◆ Stated problem ◆
Your job is to restate each entry word for word.

┌─ Records supplied

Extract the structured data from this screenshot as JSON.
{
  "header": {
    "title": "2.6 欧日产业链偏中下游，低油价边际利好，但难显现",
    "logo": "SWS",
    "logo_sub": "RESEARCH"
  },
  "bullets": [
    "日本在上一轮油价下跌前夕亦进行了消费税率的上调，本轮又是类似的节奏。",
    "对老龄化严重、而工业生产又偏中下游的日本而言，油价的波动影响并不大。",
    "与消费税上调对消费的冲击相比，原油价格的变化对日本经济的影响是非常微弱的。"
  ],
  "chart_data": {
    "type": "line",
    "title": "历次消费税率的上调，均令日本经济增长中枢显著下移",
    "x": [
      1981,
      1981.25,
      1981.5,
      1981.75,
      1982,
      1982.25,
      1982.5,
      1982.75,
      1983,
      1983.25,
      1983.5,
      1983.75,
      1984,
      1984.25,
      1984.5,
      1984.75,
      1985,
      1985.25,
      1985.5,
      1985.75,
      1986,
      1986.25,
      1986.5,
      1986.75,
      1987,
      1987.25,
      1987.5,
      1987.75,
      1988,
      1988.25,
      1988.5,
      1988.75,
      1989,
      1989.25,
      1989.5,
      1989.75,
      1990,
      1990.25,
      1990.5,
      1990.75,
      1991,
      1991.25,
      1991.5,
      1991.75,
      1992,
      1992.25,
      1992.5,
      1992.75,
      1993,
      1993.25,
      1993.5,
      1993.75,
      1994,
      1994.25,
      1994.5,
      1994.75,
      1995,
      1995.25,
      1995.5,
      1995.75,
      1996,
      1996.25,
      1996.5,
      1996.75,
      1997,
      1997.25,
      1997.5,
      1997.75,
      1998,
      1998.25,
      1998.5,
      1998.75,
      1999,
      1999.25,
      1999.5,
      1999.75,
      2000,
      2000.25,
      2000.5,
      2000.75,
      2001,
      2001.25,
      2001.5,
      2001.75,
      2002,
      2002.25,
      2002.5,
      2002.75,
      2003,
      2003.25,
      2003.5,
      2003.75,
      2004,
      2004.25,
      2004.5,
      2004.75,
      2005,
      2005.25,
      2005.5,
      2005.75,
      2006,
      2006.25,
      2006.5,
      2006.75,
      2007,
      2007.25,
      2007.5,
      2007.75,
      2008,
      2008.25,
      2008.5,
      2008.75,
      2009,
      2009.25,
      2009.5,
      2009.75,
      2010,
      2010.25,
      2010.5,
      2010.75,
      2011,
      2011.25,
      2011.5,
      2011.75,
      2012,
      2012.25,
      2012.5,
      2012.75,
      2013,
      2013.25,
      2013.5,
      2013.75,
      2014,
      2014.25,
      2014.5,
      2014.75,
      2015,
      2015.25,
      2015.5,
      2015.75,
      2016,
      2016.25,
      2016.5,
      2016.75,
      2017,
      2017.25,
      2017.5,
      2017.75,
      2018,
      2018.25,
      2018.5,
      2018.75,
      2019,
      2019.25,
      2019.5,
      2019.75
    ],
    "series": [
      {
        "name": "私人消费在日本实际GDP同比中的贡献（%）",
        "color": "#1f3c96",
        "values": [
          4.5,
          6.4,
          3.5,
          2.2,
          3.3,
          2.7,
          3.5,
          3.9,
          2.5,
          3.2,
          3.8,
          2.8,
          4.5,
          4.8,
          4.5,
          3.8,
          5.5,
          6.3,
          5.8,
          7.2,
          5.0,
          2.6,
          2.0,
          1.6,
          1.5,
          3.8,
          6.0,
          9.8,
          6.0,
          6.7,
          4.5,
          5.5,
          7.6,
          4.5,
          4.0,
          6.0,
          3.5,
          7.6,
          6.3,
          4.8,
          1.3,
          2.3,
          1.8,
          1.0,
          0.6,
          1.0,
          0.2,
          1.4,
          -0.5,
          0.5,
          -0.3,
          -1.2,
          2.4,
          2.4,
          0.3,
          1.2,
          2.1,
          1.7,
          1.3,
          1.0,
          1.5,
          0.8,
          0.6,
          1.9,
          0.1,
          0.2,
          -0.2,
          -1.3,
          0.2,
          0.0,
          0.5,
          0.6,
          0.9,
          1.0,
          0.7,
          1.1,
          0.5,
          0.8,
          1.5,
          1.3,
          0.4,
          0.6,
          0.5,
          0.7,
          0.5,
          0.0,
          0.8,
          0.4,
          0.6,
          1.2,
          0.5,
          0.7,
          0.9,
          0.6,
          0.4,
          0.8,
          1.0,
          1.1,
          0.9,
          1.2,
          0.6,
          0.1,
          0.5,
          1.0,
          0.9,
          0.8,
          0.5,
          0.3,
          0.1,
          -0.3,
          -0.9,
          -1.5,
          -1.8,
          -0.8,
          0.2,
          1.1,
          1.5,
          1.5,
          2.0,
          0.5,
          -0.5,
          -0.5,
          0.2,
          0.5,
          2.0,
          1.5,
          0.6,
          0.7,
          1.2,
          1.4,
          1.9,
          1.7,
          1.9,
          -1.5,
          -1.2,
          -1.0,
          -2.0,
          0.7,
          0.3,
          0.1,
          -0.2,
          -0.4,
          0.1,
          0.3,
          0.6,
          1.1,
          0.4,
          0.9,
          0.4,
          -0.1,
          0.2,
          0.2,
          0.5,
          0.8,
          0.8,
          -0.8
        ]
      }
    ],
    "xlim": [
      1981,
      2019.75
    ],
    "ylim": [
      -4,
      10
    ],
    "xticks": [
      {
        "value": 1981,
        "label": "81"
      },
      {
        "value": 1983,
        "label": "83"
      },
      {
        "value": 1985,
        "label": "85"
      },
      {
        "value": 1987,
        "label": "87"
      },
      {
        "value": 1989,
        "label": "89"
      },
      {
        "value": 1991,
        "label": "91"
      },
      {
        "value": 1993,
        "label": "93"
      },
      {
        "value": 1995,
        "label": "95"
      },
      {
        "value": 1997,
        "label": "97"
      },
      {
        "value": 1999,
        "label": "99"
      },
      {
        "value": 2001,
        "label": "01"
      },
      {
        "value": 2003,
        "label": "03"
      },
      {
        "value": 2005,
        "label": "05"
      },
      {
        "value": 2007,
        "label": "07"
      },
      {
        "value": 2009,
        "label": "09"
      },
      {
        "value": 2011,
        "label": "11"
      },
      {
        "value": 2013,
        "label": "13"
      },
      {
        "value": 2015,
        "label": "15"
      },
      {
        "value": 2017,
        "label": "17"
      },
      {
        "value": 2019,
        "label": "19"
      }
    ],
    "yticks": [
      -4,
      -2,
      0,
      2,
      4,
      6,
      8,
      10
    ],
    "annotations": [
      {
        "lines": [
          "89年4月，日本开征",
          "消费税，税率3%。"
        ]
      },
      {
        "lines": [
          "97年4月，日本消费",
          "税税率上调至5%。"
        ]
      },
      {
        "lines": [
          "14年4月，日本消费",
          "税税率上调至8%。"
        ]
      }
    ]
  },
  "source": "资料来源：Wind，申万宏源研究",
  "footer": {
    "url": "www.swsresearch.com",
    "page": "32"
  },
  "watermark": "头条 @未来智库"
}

└─

◆ Expected answer ◆
Extract the structured data from this screenshot as JSON.
{
  "header": {
    "title": "2.6 欧日产业链偏中下游，低油价边际利好，但难显现",
    "logo": "SWS",
    "logo_sub": "RESEARCH"
  },
  "bullets": [
    "日本在上一轮油价下跌前夕亦进行了消费税率的上调，本轮又是类似的节奏。",
    "对老龄化严重、而工业生产又偏中下游的日本而言，油价的波动影响并不大。",
    "与消费税上调对消费的冲击相比，原油价格的变化对日本经济的影响是非常微弱的。"
  ],
  "chart_data": {
    "type": "line",
    "title": "历次消费税率的上调，均令日本经济增长中枢显著下移",
    "x": [
      1981,
      1981.25,
      1981.5,
      1981.75,
      1982,
      1982.25,
      1982.5,
      1982.75,
      1983,
      1983.25,
      1983.5,
      1983.75,
      1984,
      1984.25,
      1984.5,
      1984.75,
      1985,
      1985.25,
      1985.5,
      1985.75,
      1986,
      1986.25,
      1986.5,
      1986.75,
      1987,
      1987.25,
      1987.5,
      1987.75,
      1988,
      1988.25,
      1988.5,
      1988.75,
      1989,
      1989.25,
      1989.5,
      1989.75,
      1990,
      1990.25,
      1990.5,
      1990.75,
      1991,
      1991.25,
      1991.5,
      1991.75,
      1992,
      1992.25,
      1992.5,
      1992.75,
      1993,
      1993.25,
      1993.5,
      1993.75,
      1994,
      1994.25,
      1994.5,
      1994.75,
      1995,
      1995.25,
      1995.5,
      1995.75,
      1996,
      1996.25,
      1996.5,
      1996.75,
      1997,
      1997.25,
      1997.5,
      1997.75,
      1998,
      1998.25,
      1998.5,
      1998.75,
      1999,
      1999.25,
      1999.5,
      1999.75,
      2000,
      2000.25,
      2000.5,
      2000.75,
      2001,
      2001.25,
      2001.5,
      2001.75,
      2002,
      2002.25,
      2002.5,
      2002.75,
      2003,
      2003.25,
      2003.5,
      2003.75,
      2004,
      2004.25,
      2004.5,
      2004.75,
      2005,
      2005.25,
      2005.5,
      2005.75,
      2006,
      2006.25,
      2006.5,
      2006.75,
      2007,
      2007.25,
      2007.5,
      2007.75,
      2008,
      2008.25,
      2008.5,
      2008.75,
      2009,
      2009.25,
      2009.5,
      2009.75,
      2010,
      2010.25,
      2010.5,
      2010.75,
      2011,
      2011.25,
      2011.5,
      2011.75,
      2012,
      2012.25,
      2012.5,
      2012.75,
      2013,
      2013.25,
      2013.5,
      2013.75,
      2014,
      2014.25,
      2014.5,
      2014.75,
      2015,
      2015.25,
      2015.5,
      2015.75,
      2016,
      2016.25,
      2016.5,
      2016.75,
      2017,
      2017.25,
      2017.5,
      2017.75,
      2018,
      2018.25,
      2018.5,
      2018.75,
      2019,
      2019.25,
      2019.5,
      2019.75
    ],
    "series": [
      {
        "name": "私人消费在日本实际GDP同比中的贡献（%）",
        "color": "#1f3c96",
        "values": [
          4.5,
          6.4,
          3.5,
          2.2,
          3.3,
          2.7,
          3.5,
          3.9,
          2.5,
          3.2,
          3.8,
          2.8,
          4.5,
          4.8,
          4.5,
          3.8,
          5.5,
          6.3,
          5.8,
          7.2,
          5.0,
          2.6,
          2.0,
          1.6,
          1.5,
          3.8,
          6.0,
          9.8,
          6.0,
          6.7,
          4.5,
          5.5,
          7.6,
          4.5,
          4.0,
          6.0,
          3.5,
          7.6,
          6.3,
          4.8,
          1.3,
          2.3,
          1.8,
          1.0,
          0.6,
          1.0,
          0.2,
          1.4,
          -0.5,
          0.5,
          -0.3,
          -1.2,
          2.4,
          2.4,
          0.3,
          1.2,
          2.1,
          1.7,
          1.3,
          1.0,
          1.5,
          0.8,
          0.6,
          1.9,
          0.1,
          0.2,
          -0.2,
          -1.3,
          0.2,
          0.0,
          0.5,
          0.6,
          0.9,
          1.0,
          0.7,
          1.1,
          0.5,
          0.8,
          1.5,
          1.3,
          0.4,
          0.6,
          0.5,
          0.7,
          0.5,
          0.0,
          0.8,
          0.4,
          0.6,
          1.2,
          0.5,
          0.7,
          0.9,
          0.6,
          0.4,
          0.8,
          1.0,
          1.1,
          0.9,
          1.2,
          0.6,
          0.1,
          0.5,
          1.0,
          0.9,
          0.8,
          0.5,
          0.3,
          0.1,
          -0.3,
          -0.9,
          -1.5,
          -1.8,
          -0.8,
          0.2,
          1.1,
          1.5,
          1.5,
          2.0,
          0.5,
          -0.5,
          -0.5,
          0.2,
          0.5,
          2.0,
          1.5,
          0.6,
          0.7,
          1.2,
          1.4,
          1.9,
          1.7,
          1.9,
          -1.5,
          -1.2,
          -1.0,
          -2.0,
          0.7,
          0.3,
          0.1,
          -0.2,
          -0.4,
          0.1,
          0.3,
          0.6,
          1.1,
          0.4,
          0.9,
          0.4,
          -0.1,
          0.2,
          0.2,
          0.5,
          0.8,
          0.8,
          -0.8
        ]
      }
    ],
    "xlim": [
      1981,
      2019.75
    ],
    "ylim": [
      -4,
      10
    ],
    "xticks": [
      {
        "value": 1981,
        "label": "81"
      },
      {
        "value": 1983,
        "label": "83"
      },
      {
        "value": 1985,
        "label": "85"
      },
      {
        "value": 1987,
        "label": "87"
      },
      {
        "value": 1989,
        "label": "89"
      },
      {
        "value": 1991,
        "label": "91"
      },
      {
        "value": 1993,
        "label": "93"
      },
      {
        "value": 1995,
        "label": "95"
      },
      {
        "value": 1997,
        "label": "97"
      },
      {
        "value": 1999,
        "label": "99"
      },
      {
        "value": 2001,
        "label": "01"
      },
      {
        "value": 2003,
        "label": "03"
      },
      {
        "value": 2005,
        "label": "05"
      },
      {
        "value": 2007,
        "label": "07"
      },
      {
        "value": 2009,
        "label": "09"
      },
      {
        "value": 2011,
        "label": "11"
      },
      {
        "value": 2013,
        "label": "13"
      },
      {
        "value": 2015,
        "label": "15"
      },
      {
        "value": 2017,
        "label": "17"
      },
      {
        "value": 2019,
        "label": "19"
      }
    ],
    "yticks": [
      -4,
      -2,
      0,
      2,
      4,
      6,
      8,
      10
    ],
    "annotations": [
      {
        "lines": [
          "89年4月，日本开征",
          "消费税，税率3%。"
        ]
      },
      {
        "lines": [
          "97年4月，日本消费",
          "税税率上调至5%。"
        ]
      },
      {
        "lines": [
          "14年4月，日本消费",
          "税税率上调至8%。"
        ]
      }
    ]
  },
  "source": "资料来源：Wind，申万宏源研究",
  "footer": {
    "url": "www.swsresearch.com",
    "page": "32"
  },
  "watermark": "头条 @未来智库"
}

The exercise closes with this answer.